- AIM OF THE EXERCISE:
From the listing below, extract each line containing the string "business".

- RECORDED INFORMATION:
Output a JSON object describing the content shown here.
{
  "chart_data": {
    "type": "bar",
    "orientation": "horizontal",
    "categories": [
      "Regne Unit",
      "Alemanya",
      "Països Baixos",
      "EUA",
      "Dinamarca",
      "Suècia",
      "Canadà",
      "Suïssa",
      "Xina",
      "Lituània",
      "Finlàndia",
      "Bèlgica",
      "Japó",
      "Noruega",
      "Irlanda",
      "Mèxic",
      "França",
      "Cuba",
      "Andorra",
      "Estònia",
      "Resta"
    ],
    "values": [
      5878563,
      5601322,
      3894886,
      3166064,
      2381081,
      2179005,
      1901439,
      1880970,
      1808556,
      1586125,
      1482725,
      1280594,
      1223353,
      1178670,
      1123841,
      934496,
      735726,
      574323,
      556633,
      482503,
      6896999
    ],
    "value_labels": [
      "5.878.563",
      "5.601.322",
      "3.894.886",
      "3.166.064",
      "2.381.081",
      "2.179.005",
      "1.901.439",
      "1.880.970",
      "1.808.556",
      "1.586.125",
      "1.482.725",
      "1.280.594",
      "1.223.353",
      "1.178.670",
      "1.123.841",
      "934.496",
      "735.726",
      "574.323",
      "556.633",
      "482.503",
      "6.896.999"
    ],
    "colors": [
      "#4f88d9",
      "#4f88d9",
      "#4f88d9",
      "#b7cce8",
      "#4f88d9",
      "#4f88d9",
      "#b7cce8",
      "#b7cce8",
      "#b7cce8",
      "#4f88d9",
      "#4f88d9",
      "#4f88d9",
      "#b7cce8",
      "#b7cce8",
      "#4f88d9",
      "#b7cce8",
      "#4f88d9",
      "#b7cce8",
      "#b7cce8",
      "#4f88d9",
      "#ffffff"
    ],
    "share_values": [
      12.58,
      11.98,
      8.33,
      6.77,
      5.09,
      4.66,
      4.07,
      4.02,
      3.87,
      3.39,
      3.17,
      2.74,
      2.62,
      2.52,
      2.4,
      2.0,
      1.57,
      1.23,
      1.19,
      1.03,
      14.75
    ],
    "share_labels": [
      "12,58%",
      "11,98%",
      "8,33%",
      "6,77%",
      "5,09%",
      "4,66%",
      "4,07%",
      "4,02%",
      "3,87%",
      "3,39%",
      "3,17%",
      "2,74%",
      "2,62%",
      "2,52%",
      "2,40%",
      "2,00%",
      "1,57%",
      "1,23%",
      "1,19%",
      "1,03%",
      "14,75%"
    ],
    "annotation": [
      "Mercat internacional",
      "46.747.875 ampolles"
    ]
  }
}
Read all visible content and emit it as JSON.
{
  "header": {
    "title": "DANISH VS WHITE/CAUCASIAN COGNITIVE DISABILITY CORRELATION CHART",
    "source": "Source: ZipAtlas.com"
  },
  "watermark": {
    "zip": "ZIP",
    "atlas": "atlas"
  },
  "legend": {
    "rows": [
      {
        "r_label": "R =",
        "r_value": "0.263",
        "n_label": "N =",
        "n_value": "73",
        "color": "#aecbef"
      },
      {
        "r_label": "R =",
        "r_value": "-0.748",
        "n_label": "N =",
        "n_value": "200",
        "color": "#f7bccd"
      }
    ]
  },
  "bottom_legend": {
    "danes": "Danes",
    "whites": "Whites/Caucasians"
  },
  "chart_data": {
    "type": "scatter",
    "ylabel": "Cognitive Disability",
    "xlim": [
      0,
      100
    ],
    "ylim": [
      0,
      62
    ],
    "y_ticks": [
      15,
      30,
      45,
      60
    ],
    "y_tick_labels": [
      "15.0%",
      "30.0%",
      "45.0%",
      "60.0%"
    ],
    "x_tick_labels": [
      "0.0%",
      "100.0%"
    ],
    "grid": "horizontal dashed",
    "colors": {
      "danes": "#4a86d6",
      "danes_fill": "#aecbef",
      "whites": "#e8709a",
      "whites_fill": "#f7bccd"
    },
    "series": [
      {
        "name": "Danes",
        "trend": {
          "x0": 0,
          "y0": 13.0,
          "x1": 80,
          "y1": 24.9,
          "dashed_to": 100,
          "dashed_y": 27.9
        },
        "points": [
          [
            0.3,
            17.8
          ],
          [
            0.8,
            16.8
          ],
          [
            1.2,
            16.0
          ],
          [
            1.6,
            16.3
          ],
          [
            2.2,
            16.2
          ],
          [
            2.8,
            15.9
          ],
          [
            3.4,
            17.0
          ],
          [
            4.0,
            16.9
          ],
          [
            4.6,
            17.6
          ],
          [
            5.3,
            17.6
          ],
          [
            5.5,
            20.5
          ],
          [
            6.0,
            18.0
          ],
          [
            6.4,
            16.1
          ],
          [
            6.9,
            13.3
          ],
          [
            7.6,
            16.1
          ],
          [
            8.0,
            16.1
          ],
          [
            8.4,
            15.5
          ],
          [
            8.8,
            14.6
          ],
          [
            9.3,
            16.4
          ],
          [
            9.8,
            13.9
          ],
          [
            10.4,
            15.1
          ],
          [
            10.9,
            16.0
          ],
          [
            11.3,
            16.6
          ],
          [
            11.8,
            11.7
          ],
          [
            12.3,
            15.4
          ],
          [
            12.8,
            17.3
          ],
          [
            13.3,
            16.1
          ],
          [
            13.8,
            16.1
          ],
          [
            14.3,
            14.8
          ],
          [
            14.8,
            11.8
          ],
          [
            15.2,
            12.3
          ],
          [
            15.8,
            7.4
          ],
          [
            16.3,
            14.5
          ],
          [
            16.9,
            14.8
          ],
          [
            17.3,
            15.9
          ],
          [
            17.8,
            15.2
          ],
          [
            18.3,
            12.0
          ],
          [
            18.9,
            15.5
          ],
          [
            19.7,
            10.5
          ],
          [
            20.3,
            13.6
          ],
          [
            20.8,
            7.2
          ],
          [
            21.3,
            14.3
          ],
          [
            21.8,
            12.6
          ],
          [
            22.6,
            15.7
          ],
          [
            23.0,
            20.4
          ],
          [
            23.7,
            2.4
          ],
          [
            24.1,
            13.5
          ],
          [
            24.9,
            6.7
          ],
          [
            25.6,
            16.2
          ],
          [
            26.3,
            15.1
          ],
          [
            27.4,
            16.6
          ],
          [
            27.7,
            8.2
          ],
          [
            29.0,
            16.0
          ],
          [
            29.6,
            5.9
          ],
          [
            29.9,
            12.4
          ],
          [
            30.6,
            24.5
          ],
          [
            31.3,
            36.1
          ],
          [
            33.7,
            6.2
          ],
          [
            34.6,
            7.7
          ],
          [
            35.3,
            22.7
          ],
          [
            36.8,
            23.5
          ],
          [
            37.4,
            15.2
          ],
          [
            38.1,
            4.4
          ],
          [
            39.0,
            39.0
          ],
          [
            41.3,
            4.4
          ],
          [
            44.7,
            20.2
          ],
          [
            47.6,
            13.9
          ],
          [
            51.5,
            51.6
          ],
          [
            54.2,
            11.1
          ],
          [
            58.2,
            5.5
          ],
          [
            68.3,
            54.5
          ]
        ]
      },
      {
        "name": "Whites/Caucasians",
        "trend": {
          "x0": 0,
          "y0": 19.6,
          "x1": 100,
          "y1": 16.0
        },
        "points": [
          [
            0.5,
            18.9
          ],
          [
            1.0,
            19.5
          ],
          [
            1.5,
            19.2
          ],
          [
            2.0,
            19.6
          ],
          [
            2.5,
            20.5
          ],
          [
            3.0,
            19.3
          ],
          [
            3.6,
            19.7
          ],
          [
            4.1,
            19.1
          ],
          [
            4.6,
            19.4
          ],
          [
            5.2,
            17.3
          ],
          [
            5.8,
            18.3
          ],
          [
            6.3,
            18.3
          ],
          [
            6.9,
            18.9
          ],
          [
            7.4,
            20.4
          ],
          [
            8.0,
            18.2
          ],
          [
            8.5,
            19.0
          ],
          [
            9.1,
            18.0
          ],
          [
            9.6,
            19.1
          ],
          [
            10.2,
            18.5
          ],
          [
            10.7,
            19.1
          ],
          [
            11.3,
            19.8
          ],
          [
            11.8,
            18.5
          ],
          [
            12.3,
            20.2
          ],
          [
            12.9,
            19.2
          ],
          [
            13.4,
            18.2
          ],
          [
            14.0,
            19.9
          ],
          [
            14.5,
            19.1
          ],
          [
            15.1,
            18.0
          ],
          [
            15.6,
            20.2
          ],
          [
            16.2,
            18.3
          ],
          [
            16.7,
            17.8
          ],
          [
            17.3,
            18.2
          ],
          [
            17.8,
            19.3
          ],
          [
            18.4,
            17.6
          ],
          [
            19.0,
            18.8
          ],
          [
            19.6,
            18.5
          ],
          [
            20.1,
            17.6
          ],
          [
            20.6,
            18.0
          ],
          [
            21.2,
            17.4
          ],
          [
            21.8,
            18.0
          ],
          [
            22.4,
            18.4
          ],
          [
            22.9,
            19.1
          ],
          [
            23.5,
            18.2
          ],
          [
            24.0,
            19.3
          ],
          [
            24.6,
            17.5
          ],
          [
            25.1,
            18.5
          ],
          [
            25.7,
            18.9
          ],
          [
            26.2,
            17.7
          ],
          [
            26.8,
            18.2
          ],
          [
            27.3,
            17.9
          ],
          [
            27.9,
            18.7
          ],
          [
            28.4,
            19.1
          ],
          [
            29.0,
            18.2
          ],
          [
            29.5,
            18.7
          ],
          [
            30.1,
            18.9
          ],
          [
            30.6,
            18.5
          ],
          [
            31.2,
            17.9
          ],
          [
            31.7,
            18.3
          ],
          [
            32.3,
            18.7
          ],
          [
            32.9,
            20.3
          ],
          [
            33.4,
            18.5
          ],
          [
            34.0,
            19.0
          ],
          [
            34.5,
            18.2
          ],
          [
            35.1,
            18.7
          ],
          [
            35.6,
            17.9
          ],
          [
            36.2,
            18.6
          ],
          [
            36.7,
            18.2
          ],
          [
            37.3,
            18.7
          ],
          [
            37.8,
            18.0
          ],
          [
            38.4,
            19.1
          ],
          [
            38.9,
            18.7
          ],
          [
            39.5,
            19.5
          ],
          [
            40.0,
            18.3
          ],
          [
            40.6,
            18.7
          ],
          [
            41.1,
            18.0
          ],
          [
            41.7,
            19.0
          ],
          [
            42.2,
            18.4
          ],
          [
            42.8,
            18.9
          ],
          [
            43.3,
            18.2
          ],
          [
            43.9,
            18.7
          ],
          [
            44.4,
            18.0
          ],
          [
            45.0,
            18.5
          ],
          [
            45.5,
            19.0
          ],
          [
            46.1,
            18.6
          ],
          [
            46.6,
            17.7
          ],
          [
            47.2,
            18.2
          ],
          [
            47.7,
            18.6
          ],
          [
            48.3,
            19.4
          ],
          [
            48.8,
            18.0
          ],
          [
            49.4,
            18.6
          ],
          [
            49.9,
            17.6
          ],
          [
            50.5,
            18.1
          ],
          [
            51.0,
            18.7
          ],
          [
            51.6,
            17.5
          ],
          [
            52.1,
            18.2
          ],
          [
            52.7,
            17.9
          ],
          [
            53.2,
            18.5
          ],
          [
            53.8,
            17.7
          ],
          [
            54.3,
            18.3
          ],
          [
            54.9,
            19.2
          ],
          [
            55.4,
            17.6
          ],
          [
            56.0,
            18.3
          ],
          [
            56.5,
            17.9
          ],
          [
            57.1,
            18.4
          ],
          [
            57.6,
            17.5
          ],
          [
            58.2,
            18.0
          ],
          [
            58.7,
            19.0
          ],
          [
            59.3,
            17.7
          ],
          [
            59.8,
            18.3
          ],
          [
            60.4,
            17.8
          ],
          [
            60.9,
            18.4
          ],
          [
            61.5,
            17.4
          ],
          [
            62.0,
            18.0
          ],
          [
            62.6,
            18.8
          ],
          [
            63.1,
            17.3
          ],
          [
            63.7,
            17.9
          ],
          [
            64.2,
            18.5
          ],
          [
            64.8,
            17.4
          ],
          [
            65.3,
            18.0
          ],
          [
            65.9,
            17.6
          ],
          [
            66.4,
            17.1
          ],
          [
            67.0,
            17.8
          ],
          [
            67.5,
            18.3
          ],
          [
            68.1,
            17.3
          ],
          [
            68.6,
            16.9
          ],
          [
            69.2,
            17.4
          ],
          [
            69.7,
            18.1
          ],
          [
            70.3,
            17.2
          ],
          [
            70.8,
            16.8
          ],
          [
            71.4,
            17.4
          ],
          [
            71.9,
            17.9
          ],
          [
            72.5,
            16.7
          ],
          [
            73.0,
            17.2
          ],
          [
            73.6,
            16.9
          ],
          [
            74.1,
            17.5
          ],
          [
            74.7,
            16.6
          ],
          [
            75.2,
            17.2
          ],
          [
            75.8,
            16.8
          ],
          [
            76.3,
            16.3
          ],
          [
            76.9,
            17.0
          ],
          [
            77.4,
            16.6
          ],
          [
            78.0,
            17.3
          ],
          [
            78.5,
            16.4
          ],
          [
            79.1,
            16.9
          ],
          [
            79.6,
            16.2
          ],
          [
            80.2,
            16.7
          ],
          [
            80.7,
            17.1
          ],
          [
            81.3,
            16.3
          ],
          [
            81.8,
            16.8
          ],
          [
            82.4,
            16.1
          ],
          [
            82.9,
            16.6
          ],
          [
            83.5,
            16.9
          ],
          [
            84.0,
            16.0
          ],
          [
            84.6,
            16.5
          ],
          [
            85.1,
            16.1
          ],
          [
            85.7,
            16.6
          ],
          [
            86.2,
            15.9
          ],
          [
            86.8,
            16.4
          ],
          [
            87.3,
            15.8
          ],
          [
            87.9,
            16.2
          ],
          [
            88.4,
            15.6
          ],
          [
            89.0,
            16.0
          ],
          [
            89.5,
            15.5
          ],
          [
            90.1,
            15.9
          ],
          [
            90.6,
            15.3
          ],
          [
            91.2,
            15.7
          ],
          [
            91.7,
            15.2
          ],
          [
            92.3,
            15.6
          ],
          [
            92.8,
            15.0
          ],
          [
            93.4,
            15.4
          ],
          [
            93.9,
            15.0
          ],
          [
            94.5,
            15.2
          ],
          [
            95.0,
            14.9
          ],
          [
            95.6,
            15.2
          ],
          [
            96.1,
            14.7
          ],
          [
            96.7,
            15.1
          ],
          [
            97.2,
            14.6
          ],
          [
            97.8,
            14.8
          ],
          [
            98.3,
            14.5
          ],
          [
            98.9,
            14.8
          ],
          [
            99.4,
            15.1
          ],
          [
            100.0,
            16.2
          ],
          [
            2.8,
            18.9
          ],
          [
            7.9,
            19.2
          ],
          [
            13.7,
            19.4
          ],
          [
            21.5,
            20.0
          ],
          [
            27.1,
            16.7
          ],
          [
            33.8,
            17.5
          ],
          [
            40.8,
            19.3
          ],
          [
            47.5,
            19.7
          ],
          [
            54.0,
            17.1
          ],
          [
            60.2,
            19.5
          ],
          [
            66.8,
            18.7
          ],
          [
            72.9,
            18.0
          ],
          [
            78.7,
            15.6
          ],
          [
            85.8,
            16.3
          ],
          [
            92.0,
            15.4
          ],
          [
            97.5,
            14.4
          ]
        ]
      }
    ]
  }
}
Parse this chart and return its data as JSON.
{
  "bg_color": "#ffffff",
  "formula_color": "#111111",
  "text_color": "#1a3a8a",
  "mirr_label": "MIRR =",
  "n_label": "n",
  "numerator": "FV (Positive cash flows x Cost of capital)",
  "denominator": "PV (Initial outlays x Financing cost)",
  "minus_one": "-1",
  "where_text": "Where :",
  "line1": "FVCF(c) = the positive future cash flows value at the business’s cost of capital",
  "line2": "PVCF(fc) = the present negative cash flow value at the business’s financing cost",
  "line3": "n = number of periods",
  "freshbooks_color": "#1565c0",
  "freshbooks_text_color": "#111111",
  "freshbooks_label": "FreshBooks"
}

- IN RESPONSE:
  "line1": "FVCF(c) = the positive future cash flows value at the business’s cost of capital",
  "line2": "PVCF(fc) = the present negative cash flow value at the business’s financing cost",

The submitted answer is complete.